DIRECTIVE
Copy out every line that contains the word "views".

## start DATA SUPPLIED

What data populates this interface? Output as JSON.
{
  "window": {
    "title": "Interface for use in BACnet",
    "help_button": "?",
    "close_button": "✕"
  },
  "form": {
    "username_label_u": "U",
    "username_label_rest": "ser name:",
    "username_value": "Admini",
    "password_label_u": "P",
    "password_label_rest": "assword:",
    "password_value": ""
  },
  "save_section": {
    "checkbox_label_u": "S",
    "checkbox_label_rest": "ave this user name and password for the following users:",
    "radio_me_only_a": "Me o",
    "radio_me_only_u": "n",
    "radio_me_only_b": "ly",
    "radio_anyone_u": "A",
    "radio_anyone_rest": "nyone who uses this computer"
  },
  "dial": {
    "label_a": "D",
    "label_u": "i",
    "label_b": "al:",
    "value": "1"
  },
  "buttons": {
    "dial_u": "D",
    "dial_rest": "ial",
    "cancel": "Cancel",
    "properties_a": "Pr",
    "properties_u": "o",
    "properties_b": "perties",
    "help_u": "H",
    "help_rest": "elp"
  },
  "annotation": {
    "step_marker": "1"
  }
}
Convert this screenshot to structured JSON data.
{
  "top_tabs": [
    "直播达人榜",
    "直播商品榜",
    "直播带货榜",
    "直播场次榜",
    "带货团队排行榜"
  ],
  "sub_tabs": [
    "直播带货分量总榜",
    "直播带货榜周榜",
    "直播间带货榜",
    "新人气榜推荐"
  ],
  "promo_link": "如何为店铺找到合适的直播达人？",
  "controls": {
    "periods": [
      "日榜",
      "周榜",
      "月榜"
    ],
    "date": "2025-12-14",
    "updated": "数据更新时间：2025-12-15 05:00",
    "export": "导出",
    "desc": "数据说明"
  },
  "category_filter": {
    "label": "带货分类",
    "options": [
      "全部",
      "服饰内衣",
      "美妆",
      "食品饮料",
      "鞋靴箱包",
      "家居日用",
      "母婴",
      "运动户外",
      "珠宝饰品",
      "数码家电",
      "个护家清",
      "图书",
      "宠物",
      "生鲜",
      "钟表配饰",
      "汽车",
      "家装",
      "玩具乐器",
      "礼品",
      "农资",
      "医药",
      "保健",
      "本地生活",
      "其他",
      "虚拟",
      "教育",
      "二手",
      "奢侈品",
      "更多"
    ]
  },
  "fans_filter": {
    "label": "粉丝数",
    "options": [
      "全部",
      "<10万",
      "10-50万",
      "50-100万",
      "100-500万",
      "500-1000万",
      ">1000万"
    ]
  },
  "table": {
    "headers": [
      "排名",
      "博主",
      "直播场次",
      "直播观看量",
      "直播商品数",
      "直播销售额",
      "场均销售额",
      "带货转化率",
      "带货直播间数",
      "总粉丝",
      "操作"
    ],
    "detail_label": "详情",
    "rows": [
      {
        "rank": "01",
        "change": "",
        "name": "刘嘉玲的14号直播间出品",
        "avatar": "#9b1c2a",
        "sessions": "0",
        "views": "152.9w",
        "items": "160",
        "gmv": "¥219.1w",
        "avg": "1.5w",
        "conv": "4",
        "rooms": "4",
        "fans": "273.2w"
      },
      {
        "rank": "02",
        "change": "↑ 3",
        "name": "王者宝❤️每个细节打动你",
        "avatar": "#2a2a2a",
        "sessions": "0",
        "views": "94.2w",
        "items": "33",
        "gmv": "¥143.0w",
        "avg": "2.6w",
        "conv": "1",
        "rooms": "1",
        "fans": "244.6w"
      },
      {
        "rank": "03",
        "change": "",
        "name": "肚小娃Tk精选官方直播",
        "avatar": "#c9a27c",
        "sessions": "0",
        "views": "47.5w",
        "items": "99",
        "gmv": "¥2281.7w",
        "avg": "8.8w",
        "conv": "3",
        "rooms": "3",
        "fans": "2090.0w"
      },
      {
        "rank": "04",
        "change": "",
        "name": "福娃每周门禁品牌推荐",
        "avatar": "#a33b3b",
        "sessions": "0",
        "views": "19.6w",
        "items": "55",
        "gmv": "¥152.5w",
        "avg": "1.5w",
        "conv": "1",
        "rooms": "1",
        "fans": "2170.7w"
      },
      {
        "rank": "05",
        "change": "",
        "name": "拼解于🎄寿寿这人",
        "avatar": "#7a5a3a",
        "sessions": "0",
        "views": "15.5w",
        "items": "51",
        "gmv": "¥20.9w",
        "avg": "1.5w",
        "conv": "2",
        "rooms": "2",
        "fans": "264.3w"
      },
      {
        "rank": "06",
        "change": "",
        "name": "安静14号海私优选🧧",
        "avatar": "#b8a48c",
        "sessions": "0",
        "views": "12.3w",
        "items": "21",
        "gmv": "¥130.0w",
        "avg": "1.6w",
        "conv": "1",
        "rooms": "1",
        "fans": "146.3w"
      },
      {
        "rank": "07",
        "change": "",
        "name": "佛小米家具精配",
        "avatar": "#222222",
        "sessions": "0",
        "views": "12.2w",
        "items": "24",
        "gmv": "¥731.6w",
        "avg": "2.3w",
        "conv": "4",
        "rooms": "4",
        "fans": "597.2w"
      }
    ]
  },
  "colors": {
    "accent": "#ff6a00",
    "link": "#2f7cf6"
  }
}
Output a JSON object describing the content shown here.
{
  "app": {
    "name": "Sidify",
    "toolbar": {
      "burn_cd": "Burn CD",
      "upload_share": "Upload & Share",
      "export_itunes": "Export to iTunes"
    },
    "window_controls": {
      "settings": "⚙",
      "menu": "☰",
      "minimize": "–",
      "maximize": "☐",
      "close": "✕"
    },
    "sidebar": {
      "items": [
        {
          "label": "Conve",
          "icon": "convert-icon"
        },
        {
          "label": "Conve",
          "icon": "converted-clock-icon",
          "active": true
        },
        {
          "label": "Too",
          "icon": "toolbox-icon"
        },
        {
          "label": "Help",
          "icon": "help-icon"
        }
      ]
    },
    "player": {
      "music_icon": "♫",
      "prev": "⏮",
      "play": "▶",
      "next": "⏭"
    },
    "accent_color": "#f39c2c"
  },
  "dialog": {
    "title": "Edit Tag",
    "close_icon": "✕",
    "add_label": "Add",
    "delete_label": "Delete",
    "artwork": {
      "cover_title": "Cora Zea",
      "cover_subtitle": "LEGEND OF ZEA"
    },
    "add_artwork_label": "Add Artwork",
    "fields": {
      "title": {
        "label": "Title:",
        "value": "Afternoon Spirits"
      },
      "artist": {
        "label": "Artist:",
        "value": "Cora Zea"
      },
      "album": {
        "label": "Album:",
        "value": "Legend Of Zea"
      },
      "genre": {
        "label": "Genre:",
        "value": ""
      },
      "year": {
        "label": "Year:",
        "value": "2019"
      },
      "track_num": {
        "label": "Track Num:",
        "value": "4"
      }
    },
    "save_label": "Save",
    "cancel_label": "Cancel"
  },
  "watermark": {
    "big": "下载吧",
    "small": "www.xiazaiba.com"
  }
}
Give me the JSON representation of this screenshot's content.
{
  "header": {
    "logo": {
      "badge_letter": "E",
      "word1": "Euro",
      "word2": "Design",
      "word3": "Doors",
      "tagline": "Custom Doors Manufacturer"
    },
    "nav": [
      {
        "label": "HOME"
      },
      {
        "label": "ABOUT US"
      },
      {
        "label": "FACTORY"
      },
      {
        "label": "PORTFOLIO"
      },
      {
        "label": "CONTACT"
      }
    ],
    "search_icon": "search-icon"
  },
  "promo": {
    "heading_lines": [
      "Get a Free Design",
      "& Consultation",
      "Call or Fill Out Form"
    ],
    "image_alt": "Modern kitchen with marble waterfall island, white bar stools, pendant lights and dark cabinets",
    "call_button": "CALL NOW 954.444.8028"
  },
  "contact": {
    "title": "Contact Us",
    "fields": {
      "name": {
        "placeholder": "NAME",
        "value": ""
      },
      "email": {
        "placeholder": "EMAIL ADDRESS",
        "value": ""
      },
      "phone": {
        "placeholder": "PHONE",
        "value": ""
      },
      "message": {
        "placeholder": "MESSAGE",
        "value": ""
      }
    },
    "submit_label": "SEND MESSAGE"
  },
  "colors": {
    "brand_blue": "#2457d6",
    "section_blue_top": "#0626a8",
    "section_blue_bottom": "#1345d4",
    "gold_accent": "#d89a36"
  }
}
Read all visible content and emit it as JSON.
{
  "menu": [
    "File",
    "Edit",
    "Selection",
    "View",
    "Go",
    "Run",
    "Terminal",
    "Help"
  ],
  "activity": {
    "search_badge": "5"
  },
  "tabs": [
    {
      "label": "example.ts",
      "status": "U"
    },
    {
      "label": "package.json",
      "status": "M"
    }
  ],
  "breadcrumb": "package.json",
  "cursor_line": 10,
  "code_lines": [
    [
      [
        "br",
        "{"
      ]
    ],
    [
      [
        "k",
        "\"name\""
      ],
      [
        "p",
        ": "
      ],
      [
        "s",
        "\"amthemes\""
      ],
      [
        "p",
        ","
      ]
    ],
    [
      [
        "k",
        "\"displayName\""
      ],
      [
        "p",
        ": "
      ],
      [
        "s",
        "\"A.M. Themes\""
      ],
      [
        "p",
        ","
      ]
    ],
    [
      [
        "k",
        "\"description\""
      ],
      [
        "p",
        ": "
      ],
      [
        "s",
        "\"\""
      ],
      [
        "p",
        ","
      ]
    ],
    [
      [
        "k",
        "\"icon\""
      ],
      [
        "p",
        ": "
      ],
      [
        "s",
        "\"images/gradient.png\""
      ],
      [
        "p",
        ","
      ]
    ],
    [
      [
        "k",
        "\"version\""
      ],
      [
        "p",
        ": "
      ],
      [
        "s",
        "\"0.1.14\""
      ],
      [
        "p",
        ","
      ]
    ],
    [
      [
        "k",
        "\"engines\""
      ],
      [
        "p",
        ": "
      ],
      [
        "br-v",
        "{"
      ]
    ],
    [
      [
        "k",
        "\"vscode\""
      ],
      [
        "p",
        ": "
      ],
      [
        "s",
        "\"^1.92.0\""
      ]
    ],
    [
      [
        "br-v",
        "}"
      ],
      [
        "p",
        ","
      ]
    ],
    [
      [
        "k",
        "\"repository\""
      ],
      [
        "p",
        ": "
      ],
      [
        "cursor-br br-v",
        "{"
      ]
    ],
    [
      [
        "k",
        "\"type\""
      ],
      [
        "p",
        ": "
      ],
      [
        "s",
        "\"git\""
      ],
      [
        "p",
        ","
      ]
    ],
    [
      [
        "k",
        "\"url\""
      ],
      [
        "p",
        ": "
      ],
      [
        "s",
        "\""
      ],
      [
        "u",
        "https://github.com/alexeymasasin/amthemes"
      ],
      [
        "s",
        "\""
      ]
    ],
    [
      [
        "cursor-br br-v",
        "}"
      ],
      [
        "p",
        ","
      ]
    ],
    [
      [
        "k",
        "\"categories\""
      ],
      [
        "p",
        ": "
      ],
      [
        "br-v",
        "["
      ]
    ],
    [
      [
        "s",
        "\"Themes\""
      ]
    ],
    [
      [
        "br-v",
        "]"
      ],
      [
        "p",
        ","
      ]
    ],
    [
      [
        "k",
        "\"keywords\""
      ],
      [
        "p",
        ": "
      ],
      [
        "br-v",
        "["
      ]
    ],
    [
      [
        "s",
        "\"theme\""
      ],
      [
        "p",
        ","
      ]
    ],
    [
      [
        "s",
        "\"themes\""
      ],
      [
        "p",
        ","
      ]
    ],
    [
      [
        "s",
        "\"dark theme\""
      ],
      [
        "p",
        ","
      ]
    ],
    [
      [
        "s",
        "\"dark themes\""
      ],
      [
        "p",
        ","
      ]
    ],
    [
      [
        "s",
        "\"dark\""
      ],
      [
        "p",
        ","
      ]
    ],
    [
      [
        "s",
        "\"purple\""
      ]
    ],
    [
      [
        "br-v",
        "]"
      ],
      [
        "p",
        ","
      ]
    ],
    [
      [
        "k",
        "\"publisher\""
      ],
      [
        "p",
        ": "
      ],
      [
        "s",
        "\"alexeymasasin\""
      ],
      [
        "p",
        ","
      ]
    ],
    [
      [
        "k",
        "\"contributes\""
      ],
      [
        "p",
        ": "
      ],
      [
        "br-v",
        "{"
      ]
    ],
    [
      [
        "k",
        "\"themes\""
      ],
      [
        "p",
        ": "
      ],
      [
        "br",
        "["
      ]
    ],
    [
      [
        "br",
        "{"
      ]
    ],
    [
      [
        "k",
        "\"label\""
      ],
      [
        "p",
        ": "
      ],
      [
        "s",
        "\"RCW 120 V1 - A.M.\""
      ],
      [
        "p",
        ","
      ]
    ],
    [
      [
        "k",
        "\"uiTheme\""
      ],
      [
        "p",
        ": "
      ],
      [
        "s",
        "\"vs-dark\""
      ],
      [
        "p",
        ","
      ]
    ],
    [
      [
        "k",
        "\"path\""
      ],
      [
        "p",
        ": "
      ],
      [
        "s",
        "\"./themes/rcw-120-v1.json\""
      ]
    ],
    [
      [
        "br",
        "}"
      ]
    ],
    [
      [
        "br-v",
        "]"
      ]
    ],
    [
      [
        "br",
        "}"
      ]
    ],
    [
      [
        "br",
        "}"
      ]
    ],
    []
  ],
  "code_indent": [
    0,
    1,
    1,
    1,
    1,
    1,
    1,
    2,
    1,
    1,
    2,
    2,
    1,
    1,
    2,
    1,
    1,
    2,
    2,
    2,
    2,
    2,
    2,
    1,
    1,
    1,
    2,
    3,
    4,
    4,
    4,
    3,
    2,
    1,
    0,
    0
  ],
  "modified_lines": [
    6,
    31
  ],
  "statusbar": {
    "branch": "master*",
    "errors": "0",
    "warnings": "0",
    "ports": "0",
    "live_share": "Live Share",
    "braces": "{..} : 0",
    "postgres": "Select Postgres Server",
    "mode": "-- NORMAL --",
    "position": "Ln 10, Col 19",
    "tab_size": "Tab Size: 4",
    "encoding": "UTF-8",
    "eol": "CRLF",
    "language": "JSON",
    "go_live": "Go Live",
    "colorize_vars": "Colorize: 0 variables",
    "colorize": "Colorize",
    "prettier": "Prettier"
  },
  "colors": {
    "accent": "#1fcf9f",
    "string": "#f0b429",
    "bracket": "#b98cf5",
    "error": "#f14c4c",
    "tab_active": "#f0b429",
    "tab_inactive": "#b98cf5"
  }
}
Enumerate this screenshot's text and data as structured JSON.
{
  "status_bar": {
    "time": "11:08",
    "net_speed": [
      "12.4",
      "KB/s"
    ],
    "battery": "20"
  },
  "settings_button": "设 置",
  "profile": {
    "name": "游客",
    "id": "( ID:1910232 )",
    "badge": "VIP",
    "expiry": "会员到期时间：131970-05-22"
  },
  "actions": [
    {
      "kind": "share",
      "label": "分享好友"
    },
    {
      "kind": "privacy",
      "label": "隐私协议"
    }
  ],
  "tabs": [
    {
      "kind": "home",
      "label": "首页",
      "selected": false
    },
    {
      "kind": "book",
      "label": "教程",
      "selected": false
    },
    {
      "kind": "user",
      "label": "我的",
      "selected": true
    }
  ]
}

## end DATA SUPPLIED

TASK OUTPUT
        "views": "152.9w",
        "views": "94.2w",
        "views": "47.5w",
        "views": "19.6w",
        "views": "15.5w",
        "views": "12.3w",
        "views": "12.2w",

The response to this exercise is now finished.